SOURCE MATERIAL:
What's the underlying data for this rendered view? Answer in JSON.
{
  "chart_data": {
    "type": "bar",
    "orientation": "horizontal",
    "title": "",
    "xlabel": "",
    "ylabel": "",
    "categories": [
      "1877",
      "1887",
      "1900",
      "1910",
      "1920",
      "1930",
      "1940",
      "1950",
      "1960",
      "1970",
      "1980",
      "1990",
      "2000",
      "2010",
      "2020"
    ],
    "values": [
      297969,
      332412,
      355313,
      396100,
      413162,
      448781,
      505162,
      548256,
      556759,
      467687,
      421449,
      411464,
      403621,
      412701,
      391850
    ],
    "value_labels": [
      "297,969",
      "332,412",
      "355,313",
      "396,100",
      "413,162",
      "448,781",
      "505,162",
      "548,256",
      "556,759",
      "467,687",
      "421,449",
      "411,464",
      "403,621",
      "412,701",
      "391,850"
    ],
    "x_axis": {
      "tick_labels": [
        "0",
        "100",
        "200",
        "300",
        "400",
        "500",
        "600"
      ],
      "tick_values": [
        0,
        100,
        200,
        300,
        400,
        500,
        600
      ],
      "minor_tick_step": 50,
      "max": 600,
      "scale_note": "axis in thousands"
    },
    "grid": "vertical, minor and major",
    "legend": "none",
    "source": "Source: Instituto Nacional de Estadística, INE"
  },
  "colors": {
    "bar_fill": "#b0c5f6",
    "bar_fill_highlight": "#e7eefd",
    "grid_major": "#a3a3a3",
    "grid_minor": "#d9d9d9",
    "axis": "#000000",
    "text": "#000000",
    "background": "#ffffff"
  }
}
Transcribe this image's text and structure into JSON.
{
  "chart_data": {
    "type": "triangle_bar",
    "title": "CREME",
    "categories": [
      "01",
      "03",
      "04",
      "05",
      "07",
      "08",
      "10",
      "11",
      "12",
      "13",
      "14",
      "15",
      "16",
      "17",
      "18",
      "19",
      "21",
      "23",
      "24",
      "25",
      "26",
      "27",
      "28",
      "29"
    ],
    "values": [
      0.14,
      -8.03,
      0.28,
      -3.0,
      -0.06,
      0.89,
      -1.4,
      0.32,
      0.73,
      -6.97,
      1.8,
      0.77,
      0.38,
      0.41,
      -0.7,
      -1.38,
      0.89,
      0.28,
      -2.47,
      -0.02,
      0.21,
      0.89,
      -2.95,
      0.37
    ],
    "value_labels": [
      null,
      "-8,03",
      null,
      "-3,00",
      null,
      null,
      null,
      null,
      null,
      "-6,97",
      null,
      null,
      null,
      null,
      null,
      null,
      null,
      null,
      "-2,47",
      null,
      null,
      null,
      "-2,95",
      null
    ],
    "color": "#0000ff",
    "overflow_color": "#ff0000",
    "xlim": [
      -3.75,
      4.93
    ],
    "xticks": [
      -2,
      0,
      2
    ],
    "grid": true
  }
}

WHAT THE TASK ASKS:
Produce an exact repeat of the lines from the one containing "Transcribe this image's" through the last line of the data, and nothing more.

REPLY:
Transcribe this image's text and structure into JSON.
{
  "chart_data": {
    "type": "triangle_bar",
    "title": "CREME",
    "categories": [
      "01",
      "03",
      "04",
      "05",
      "07",
      "08",
      "10",
      "11",
      "12",
      "13",
      "14",
      "15",
      "16",
      "17",
      "18",
      "19",
      "21",
      "23",
      "24",
      "25",
      "26",
      "27",
      "28",
      "29"
    ],
    "values": [
      0.14,
      -8.03,
      0.28,
      -3.0,
      -0.06,
      0.89,
      -1.4,
      0.32,
      0.73,
      -6.97,
      1.8,
      0.77,
      0.38,
      0.41,
      -0.7,
      -1.38,
      0.89,
      0.28,
      -2.47,
      -0.02,
      0.21,
      0.89,
      -2.95,
      0.37
    ],
    "value_labels": [
      null,
      "-8,03",
      null,
      "-3,00",
      null,
      null,
      null,
      null,
      null,
      "-6,97",
      null,
      null,
      null,
      null,
      null,
      null,
      null,
      null,
      "-2,47",
      null,
      null,
      null,
      "-2,95",
      null
    ],
    "color": "#0000ff",
    "overflow_color": "#ff0000",
    "xlim": [
      -3.75,
      4.93
    ],
    "xticks": [
      -2,
      0,
      2
    ],
    "grid": true
  }
}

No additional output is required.